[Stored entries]
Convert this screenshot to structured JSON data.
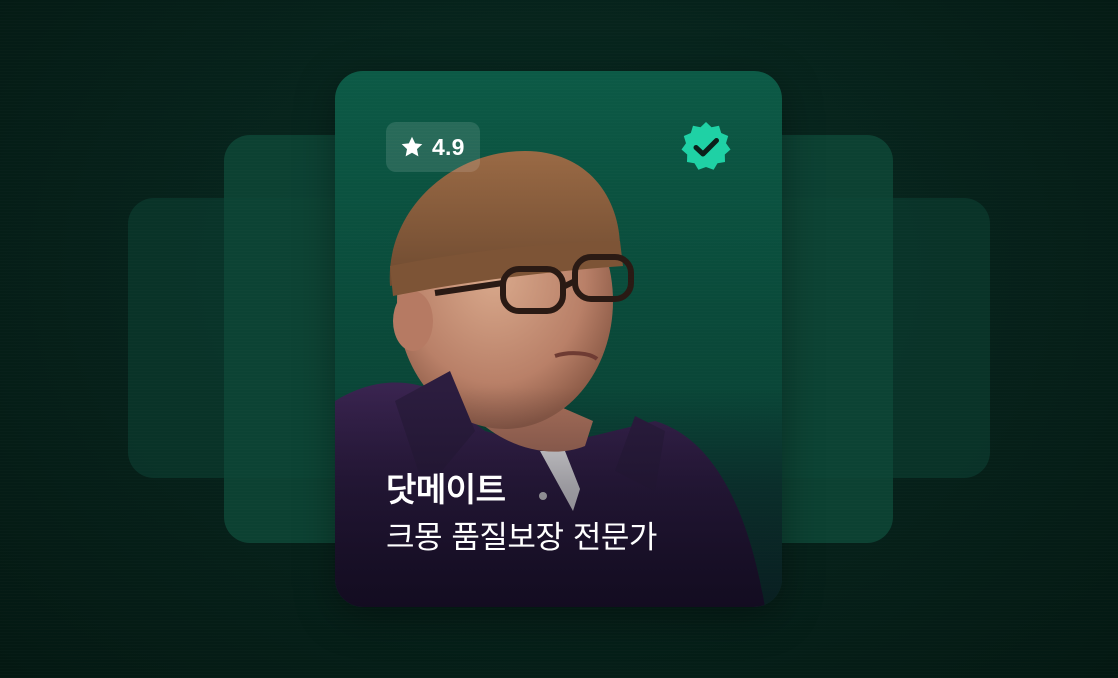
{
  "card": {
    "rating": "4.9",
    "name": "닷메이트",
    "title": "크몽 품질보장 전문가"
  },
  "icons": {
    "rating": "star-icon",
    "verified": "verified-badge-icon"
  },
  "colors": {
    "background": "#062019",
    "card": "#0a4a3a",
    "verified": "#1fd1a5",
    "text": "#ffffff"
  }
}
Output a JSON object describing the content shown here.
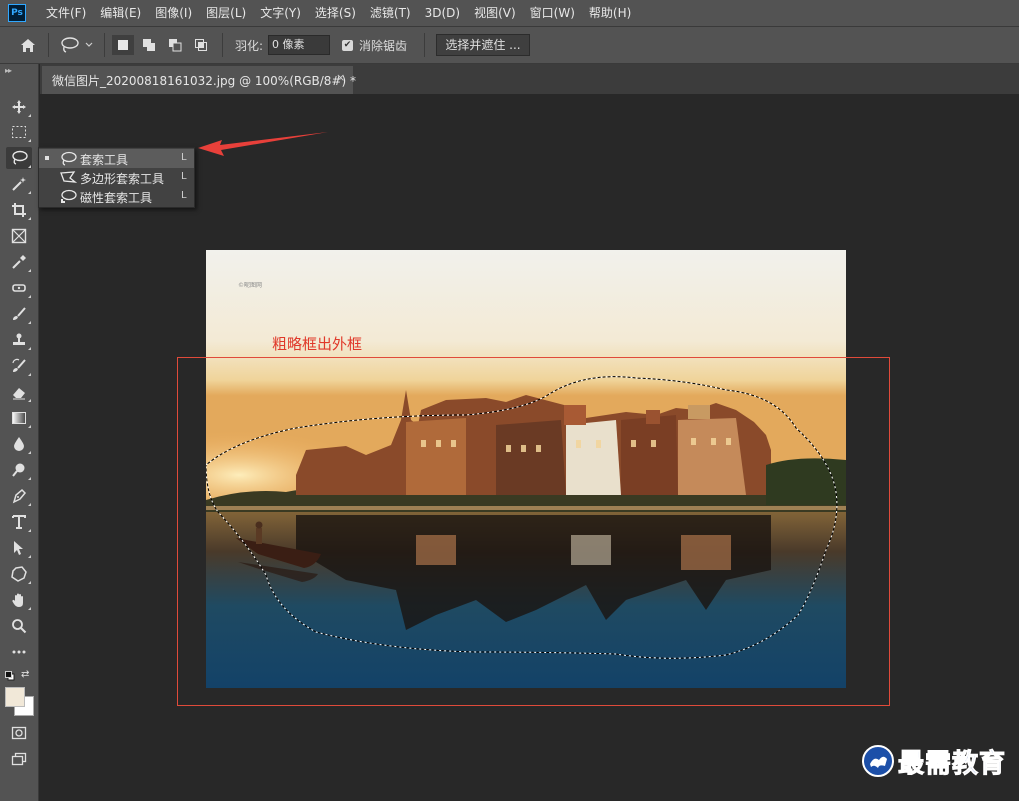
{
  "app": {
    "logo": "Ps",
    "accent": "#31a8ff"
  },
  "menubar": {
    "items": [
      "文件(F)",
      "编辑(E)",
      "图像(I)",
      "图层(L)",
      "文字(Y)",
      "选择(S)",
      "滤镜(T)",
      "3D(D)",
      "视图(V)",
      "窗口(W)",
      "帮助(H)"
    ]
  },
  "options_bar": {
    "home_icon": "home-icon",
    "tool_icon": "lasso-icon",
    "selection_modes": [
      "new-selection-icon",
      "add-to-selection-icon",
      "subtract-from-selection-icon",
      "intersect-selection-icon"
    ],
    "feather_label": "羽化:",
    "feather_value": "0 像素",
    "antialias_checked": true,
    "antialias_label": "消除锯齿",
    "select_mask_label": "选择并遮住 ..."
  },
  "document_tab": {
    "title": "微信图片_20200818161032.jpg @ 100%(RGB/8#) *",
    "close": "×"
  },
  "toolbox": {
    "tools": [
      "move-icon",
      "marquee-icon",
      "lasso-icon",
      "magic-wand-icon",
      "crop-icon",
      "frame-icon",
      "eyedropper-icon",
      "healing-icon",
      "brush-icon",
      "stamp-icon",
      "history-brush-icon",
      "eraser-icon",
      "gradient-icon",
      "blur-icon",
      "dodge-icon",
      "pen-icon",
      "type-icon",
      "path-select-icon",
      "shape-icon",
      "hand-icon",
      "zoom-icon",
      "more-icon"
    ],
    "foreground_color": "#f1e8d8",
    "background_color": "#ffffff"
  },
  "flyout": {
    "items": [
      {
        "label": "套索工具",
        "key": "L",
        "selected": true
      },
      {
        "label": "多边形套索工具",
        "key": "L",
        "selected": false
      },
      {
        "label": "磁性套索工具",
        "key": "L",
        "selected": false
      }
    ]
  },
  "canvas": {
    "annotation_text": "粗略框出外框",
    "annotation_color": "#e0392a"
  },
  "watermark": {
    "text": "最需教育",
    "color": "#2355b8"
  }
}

[What the exercise asks]
Copy every line in the records above that contains the word "true".

[Output of the task]
    "antialias_checked": true,
        "selected": true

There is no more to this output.